## EXERCISE
Your task is to repeat the lines below exactly, excluding any pictures they contain.

##### DATA FOR PROCESSING

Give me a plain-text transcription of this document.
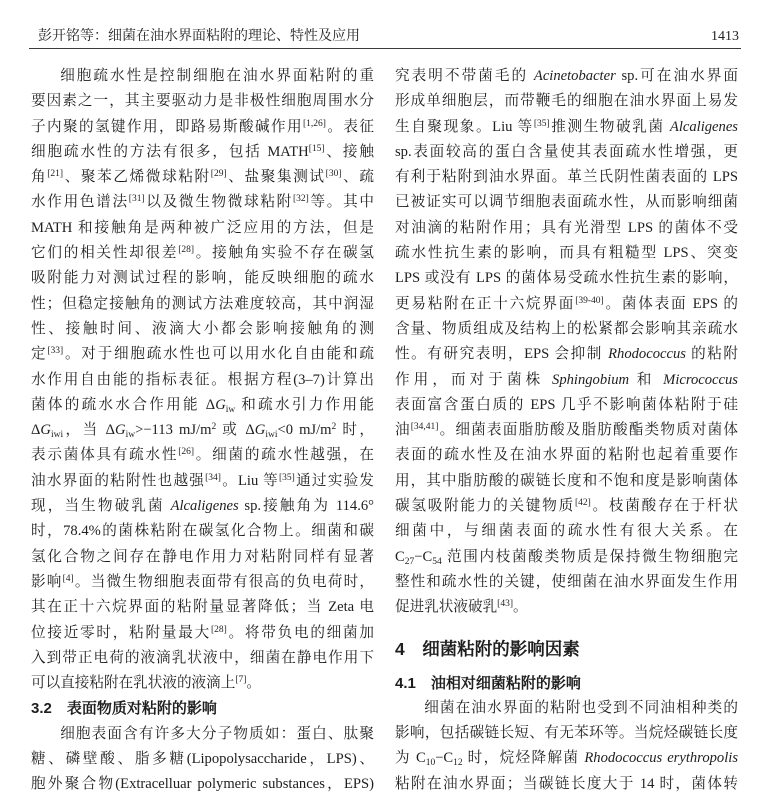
彭开铭等：细菌在油水界面粘附的理论、特性及应用	1413
细胞疏水性是控制细胞在油水界面粘附的重
要因素之一，其主要驱动力是非极性细胞周围水分
子内聚的氢键作用，即路易斯酸碱作用[1,26]。表征
细胞疏水性的方法有很多，包括 MATH[15]、接触
角[21]、聚苯乙烯微球粘附[29]、盐聚集测试[30]、疏
水作用色谱法[31]以及微生物微球粘附[32]等。其中
MATH 和接触角是两种被广泛应用的方法，但是
它们的相关性却很差[28]。接触角实验不存在碳氢
吸附能力对测试过程的影响，能反映细胞的疏水
性；但稳定接触角的测试方法难度较高，其中润湿
性、接触时间、液滴大小都会影响接触角的测
定[33]。对于细胞疏水性也可以用水化自由能和疏
水作用自由能的指标表征。根据方程(3–7)计算出
菌体的疏水水合作用能 $\Delta G_{iw}$ 和疏水引力作用能
$\Delta G_{iwi}$，当 $\Delta G_{iw}>-113$ $mJ/m^2$ 或 $\Delta G_{iwi}<0$ $mJ/m^2$ 时，
表示菌体具有疏水性[26]。细菌的疏水性越强，在
油水界面的粘附性也越强[34]。Liu 等[35]通过实验发
现，当生物破乳菌 Alcaligenes sp.接触角为 114.6°
时，78.4%的菌株粘附在碳氢化合物上。细菌和碳
氢化合物之间存在静电作用力对粘附同样有显著
影响[4]。当微生物细胞表面带有很高的负电荷时，
其在正十六烷界面的粘附量显著降低；当 Zeta 电
位接近零时，粘附量最大[28]。将带负电的细菌加
入到带正电荷的液滴乳状液中，细菌在静电作用下
可以直接粘附在乳状液的液滴上[7]。
3.2　表面物质对粘附的影响
细胞表面含有许多大分子物质如：蛋白、肽聚
糖、磷壁酸、脂多糖(Lipopolysaccharide，LPS)、
胞外聚合物(Extracelluar polymeric substances，EPS)
究表明不带菌毛的 Acinetobacter sp.可在油水界面
形成单细胞层，而带鞭毛的细胞在油水界面上易发
生自聚现象。Liu 等[35]推测生物破乳菌 Alcaligenes
sp.表面较高的蛋白含量使其表面疏水性增强，更
有利于粘附到油水界面。革兰氏阴性菌表面的 LPS
已被证实可以调节细胞表面疏水性，从而影响细菌
对油滴的粘附作用；具有光滑型 LPS 的菌体不受
疏水性抗生素的影响，而具有粗糙型 LPS、突变
LPS 或没有 LPS 的菌体易受疏水性抗生素的影响，
更易粘附在正十六烷界面[39-40]。菌体表面 EPS 的
含量、物质组成及结构上的松紧都会影响其亲疏水
性。有研究表明，EPS 会抑制 Rhodococcus 的粘附
作用，而对于菌株 Sphingobium 和 Micrococcus
表面富含蛋白质的 EPS 几乎不影响菌体粘附于硅
油[34,41]。细菌表面脂肪酸及脂肪酸酯类物质对菌体
表面的疏水性及在油水界面的粘附也起着重要作
用，其中脂肪酸的碳链长度和不饱和度是影响菌体
碳氢吸附能力的关键物质[42]。枝菌酸存在于杆状
细菌中，与细菌表面的疏水性有很大关系。在
$C_{27}-C_{54}$ 范围内枝菌酸类物质是保持微生物细胞完
整性和疏水性的关键，使细菌在油水界面发生作用
促进乳状液破乳[43]。
4　细菌粘附的影响因素
4.1　油相对细菌粘附的影响
细菌在油水界面的粘附也受到不同油相种类的
影响，包括碳链长短、有无苯环等。当烷烃碳链长度
为 $C_{10}-C_{12}$ 时，烷烃降解菌 Rhodococcus erythropolis
粘附在油水界面；当碳链长度大于 14 时，菌体转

##########

## THE COMPLETED TASK
Give me a plain-text transcription of this document.
彭开铭等：细菌在油水界面粘附的理论、特性及应用	1413
细胞疏水性是控制细胞在油水界面粘附的重
要因素之一，其主要驱动力是非极性细胞周围水分
子内聚的氢键作用，即路易斯酸碱作用[1,26]。表征
细胞疏水性的方法有很多，包括 MATH[15]、接触
角[21]、聚苯乙烯微球粘附[29]、盐聚集测试[30]、疏
水作用色谱法[31]以及微生物微球粘附[32]等。其中
MATH 和接触角是两种被广泛应用的方法，但是
它们的相关性却很差[28]。接触角实验不存在碳氢
吸附能力对测试过程的影响，能反映细胞的疏水
性；但稳定接触角的测试方法难度较高，其中润湿
性、接触时间、液滴大小都会影响接触角的测
定[33]。对于细胞疏水性也可以用水化自由能和疏
水作用自由能的指标表征。根据方程(3–7)计算出
菌体的疏水水合作用能 $\Delta G_{iw}$ 和疏水引力作用能
$\Delta G_{iwi}$，当 $\Delta G_{iw}>-113$ $mJ/m^2$ 或 $\Delta G_{iwi}<0$ $mJ/m^2$ 时，
表示菌体具有疏水性[26]。细菌的疏水性越强，在
油水界面的粘附性也越强[34]。Liu 等[35]通过实验发
现，当生物破乳菌 Alcaligenes sp.接触角为 114.6°
时，78.4%的菌株粘附在碳氢化合物上。细菌和碳
氢化合物之间存在静电作用力对粘附同样有显著
影响[4]。当微生物细胞表面带有很高的负电荷时，
其在正十六烷界面的粘附量显著降低；当 Zeta 电
位接近零时，粘附量最大[28]。将带负电的细菌加
入到带正电荷的液滴乳状液中，细菌在静电作用下
可以直接粘附在乳状液的液滴上[7]。
3.2　表面物质对粘附的影响
细胞表面含有许多大分子物质如：蛋白、肽聚
糖、磷壁酸、脂多糖(Lipopolysaccharide，LPS)、
胞外聚合物(Extracelluar polymeric substances，EPS)
究表明不带菌毛的 Acinetobacter sp.可在油水界面
形成单细胞层，而带鞭毛的细胞在油水界面上易发
生自聚现象。Liu 等[35]推测生物破乳菌 Alcaligenes
sp.表面较高的蛋白含量使其表面疏水性增强，更
有利于粘附到油水界面。革兰氏阴性菌表面的 LPS
已被证实可以调节细胞表面疏水性，从而影响细菌
对油滴的粘附作用；具有光滑型 LPS 的菌体不受
疏水性抗生素的影响，而具有粗糙型 LPS、突变
LPS 或没有 LPS 的菌体易受疏水性抗生素的影响，
更易粘附在正十六烷界面[39-40]。菌体表面 EPS 的
含量、物质组成及结构上的松紧都会影响其亲疏水
性。有研究表明，EPS 会抑制 Rhodococcus 的粘附
作用，而对于菌株 Sphingobium 和 Micrococcus
表面富含蛋白质的 EPS 几乎不影响菌体粘附于硅
油[34,41]。细菌表面脂肪酸及脂肪酸酯类物质对菌体
表面的疏水性及在油水界面的粘附也起着重要作
用，其中脂肪酸的碳链长度和不饱和度是影响菌体
碳氢吸附能力的关键物质[42]。枝菌酸存在于杆状
细菌中，与细菌表面的疏水性有很大关系。在
$C_{27}-C_{54}$ 范围内枝菌酸类物质是保持微生物细胞完
整性和疏水性的关键，使细菌在油水界面发生作用
促进乳状液破乳[43]。
4　细菌粘附的影响因素
4.1　油相对细菌粘附的影响
细菌在油水界面的粘附也受到不同油相种类的
影响，包括碳链长短、有无苯环等。当烷烃碳链长度
为 $C_{10}-C_{12}$ 时，烷烃降解菌 Rhodococcus erythropolis
粘附在油水界面；当碳链长度大于 14 时，菌体转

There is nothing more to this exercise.